Copy out the data below as written; omit any images.

----

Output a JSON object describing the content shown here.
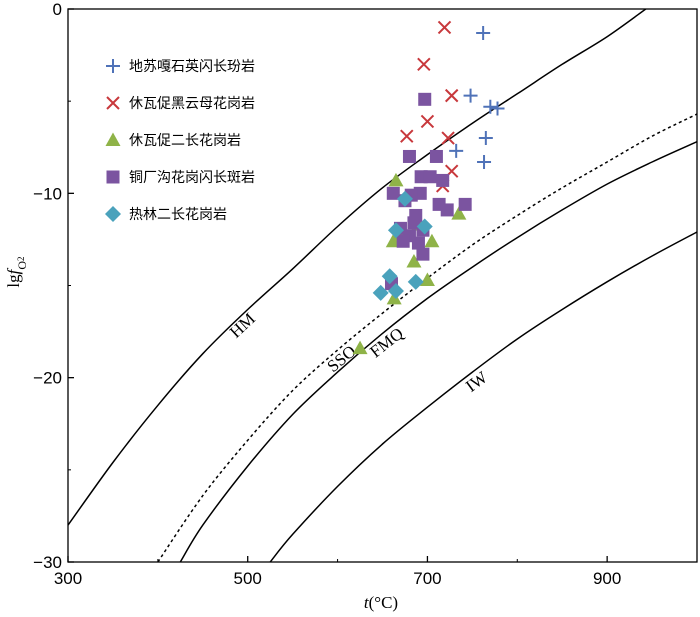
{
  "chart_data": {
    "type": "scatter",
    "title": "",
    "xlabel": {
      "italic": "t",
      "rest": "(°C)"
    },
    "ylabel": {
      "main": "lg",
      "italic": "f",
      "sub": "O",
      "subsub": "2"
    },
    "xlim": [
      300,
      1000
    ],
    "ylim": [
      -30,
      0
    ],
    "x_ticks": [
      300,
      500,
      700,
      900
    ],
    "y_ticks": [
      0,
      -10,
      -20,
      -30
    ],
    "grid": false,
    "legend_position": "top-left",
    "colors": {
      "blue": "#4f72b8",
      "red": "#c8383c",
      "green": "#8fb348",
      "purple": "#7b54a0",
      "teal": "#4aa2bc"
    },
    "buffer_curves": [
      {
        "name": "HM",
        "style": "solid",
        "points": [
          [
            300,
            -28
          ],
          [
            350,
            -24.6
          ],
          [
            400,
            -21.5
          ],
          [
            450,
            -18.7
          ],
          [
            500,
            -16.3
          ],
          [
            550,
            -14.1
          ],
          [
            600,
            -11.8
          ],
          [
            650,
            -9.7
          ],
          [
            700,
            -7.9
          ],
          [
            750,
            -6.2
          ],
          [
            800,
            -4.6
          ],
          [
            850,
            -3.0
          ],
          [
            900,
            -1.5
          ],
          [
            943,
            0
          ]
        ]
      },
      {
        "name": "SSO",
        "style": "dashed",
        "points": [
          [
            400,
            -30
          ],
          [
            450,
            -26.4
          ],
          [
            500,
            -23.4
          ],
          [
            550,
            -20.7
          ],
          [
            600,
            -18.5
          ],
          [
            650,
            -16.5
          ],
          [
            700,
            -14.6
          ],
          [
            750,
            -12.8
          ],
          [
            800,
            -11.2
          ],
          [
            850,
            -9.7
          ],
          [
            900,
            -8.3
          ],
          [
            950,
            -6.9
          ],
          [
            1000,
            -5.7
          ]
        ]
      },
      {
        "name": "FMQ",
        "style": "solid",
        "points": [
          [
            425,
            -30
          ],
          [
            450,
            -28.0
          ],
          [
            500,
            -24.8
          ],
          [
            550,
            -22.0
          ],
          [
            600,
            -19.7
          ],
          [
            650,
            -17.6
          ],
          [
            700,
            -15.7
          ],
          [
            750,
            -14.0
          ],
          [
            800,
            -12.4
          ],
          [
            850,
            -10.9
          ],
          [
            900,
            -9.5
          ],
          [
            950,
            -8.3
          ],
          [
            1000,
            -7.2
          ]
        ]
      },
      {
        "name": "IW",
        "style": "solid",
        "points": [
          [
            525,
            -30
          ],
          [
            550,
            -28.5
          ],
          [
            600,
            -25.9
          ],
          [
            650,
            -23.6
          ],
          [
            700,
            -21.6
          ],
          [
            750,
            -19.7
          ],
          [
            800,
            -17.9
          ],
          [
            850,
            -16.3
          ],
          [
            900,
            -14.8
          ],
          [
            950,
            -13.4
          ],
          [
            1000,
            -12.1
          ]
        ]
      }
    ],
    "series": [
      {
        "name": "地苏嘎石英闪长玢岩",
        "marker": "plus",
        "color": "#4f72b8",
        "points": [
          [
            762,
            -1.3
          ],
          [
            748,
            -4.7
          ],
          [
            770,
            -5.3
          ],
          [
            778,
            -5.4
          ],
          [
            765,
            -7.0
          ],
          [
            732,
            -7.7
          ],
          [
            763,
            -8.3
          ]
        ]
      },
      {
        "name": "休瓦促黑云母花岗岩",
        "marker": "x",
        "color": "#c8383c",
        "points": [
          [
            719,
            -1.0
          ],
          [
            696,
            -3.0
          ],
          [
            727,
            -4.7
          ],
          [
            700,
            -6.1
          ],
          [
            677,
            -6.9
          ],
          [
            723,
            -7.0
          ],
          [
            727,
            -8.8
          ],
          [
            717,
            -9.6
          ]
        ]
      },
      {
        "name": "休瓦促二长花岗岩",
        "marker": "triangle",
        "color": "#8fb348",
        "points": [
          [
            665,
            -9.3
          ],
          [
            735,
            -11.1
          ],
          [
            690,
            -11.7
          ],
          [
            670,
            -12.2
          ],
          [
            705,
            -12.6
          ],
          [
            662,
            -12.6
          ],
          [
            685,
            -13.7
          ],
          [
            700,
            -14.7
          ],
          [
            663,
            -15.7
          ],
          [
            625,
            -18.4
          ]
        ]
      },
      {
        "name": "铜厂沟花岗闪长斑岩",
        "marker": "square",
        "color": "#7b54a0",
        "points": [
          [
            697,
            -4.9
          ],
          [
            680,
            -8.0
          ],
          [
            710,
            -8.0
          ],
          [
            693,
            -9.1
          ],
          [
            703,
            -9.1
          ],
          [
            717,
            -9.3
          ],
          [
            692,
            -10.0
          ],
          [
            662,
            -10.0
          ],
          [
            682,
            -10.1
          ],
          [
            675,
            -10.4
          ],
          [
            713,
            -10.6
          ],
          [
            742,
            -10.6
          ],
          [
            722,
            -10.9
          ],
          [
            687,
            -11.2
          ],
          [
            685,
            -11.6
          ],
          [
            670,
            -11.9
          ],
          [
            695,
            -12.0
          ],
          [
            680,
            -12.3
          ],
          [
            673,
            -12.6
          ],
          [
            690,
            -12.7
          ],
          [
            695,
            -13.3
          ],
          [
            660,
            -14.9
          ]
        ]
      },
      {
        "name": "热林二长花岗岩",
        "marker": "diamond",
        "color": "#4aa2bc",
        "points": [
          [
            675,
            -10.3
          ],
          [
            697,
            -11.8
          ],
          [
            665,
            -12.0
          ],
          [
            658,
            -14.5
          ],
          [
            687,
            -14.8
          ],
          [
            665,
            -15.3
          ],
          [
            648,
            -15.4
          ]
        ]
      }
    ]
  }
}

----

* [EXERCISE OUTPUT]
Output a JSON object describing the content shown here.
{
  "chart_data": {
    "type": "scatter",
    "title": "",
    "xlabel": {
      "italic": "t",
      "rest": "(°C)"
    },
    "ylabel": {
      "main": "lg",
      "italic": "f",
      "sub": "O",
      "subsub": "2"
    },
    "xlim": [
      300,
      1000
    ],
    "ylim": [
      -30,
      0
    ],
    "x_ticks": [
      300,
      500,
      700,
      900
    ],
    "y_ticks": [
      0,
      -10,
      -20,
      -30
    ],
    "grid": false,
    "legend_position": "top-left",
    "colors": {
      "blue": "#4f72b8",
      "red": "#c8383c",
      "green": "#8fb348",
      "purple": "#7b54a0",
      "teal": "#4aa2bc"
    },
    "buffer_curves": [
      {
        "name": "HM",
        "style": "solid",
        "points": [
          [
            300,
            -28
          ],
          [
            350,
            -24.6
          ],
          [
            400,
            -21.5
          ],
          [
            450,
            -18.7
          ],
          [
            500,
            -16.3
          ],
          [
            550,
            -14.1
          ],
          [
            600,
            -11.8
          ],
          [
            650,
            -9.7
          ],
          [
            700,
            -7.9
          ],
          [
            750,
            -6.2
          ],
          [
            800,
            -4.6
          ],
          [
            850,
            -3.0
          ],
          [
            900,
            -1.5
          ],
          [
            943,
            0
          ]
        ]
      },
      {
        "name": "SSO",
        "style": "dashed",
        "points": [
          [
            400,
            -30
          ],
          [
            450,
            -26.4
          ],
          [
            500,
            -23.4
          ],
          [
            550,
            -20.7
          ],
          [
            600,
            -18.5
          ],
          [
            650,
            -16.5
          ],
          [
            700,
            -14.6
          ],
          [
            750,
            -12.8
          ],
          [
            800,
            -11.2
          ],
          [
            850,
            -9.7
          ],
          [
            900,
            -8.3
          ],
          [
            950,
            -6.9
          ],
          [
            1000,
            -5.7
          ]
        ]
      },
      {
        "name": "FMQ",
        "style": "solid",
        "points": [
          [
            425,
            -30
          ],
          [
            450,
            -28.0
          ],
          [
            500,
            -24.8
          ],
          [
            550,
            -22.0
          ],
          [
            600,
            -19.7
          ],
          [
            650,
            -17.6
          ],
          [
            700,
            -15.7
          ],
          [
            750,
            -14.0
          ],
          [
            800,
            -12.4
          ],
          [
            850,
            -10.9
          ],
          [
            900,
            -9.5
          ],
          [
            950,
            -8.3
          ],
          [
            1000,
            -7.2
          ]
        ]
      },
      {
        "name": "IW",
        "style": "solid",
        "points": [
          [
            525,
            -30
          ],
          [
            550,
            -28.5
          ],
          [
            600,
            -25.9
          ],
          [
            650,
            -23.6
          ],
          [
            700,
            -21.6
          ],
          [
            750,
            -19.7
          ],
          [
            800,
            -17.9
          ],
          [
            850,
            -16.3
          ],
          [
            900,
            -14.8
          ],
          [
            950,
            -13.4
          ],
          [
            1000,
            -12.1
          ]
        ]
      }
    ],
    "series": [
      {
        "name": "地苏嘎石英闪长玢岩",
        "marker": "plus",
        "color": "#4f72b8",
        "points": [
          [
            762,
            -1.3
          ],
          [
            748,
            -4.7
          ],
          [
            770,
            -5.3
          ],
          [
            778,
            -5.4
          ],
          [
            765,
            -7.0
          ],
          [
            732,
            -7.7
          ],
          [
            763,
            -8.3
          ]
        ]
      },
      {
        "name": "休瓦促黑云母花岗岩",
        "marker": "x",
        "color": "#c8383c",
        "points": [
          [
            719,
            -1.0
          ],
          [
            696,
            -3.0
          ],
          [
            727,
            -4.7
          ],
          [
            700,
            -6.1
          ],
          [
            677,
            -6.9
          ],
          [
            723,
            -7.0
          ],
          [
            727,
            -8.8
          ],
          [
            717,
            -9.6
          ]
        ]
      },
      {
        "name": "休瓦促二长花岗岩",
        "marker": "triangle",
        "color": "#8fb348",
        "points": [
          [
            665,
            -9.3
          ],
          [
            735,
            -11.1
          ],
          [
            690,
            -11.7
          ],
          [
            670,
            -12.2
          ],
          [
            705,
            -12.6
          ],
          [
            662,
            -12.6
          ],
          [
            685,
            -13.7
          ],
          [
            700,
            -14.7
          ],
          [
            663,
            -15.7
          ],
          [
            625,
            -18.4
          ]
        ]
      },
      {
        "name": "铜厂沟花岗闪长斑岩",
        "marker": "square",
        "color": "#7b54a0",
        "points": [
          [
            697,
            -4.9
          ],
          [
            680,
            -8.0
          ],
          [
            710,
            -8.0
          ],
          [
            693,
            -9.1
          ],
          [
            703,
            -9.1
          ],
          [
            717,
            -9.3
          ],
          [
            692,
            -10.0
          ],
          [
            662,
            -10.0
          ],
          [
            682,
            -10.1
          ],
          [
            675,
            -10.4
          ],
          [
            713,
            -10.6
          ],
          [
            742,
            -10.6
          ],
          [
            722,
            -10.9
          ],
          [
            687,
            -11.2
          ],
          [
            685,
            -11.6
          ],
          [
            670,
            -11.9
          ],
          [
            695,
            -12.0
          ],
          [
            680,
            -12.3
          ],
          [
            673,
            -12.6
          ],
          [
            690,
            -12.7
          ],
          [
            695,
            -13.3
          ],
          [
            660,
            -14.9
          ]
        ]
      },
      {
        "name": "热林二长花岗岩",
        "marker": "diamond",
        "color": "#4aa2bc",
        "points": [
          [
            675,
            -10.3
          ],
          [
            697,
            -11.8
          ],
          [
            665,
            -12.0
          ],
          [
            658,
            -14.5
          ],
          [
            687,
            -14.8
          ],
          [
            665,
            -15.3
          ],
          [
            648,
            -15.4
          ]
        ]
      }
    ]
  }
}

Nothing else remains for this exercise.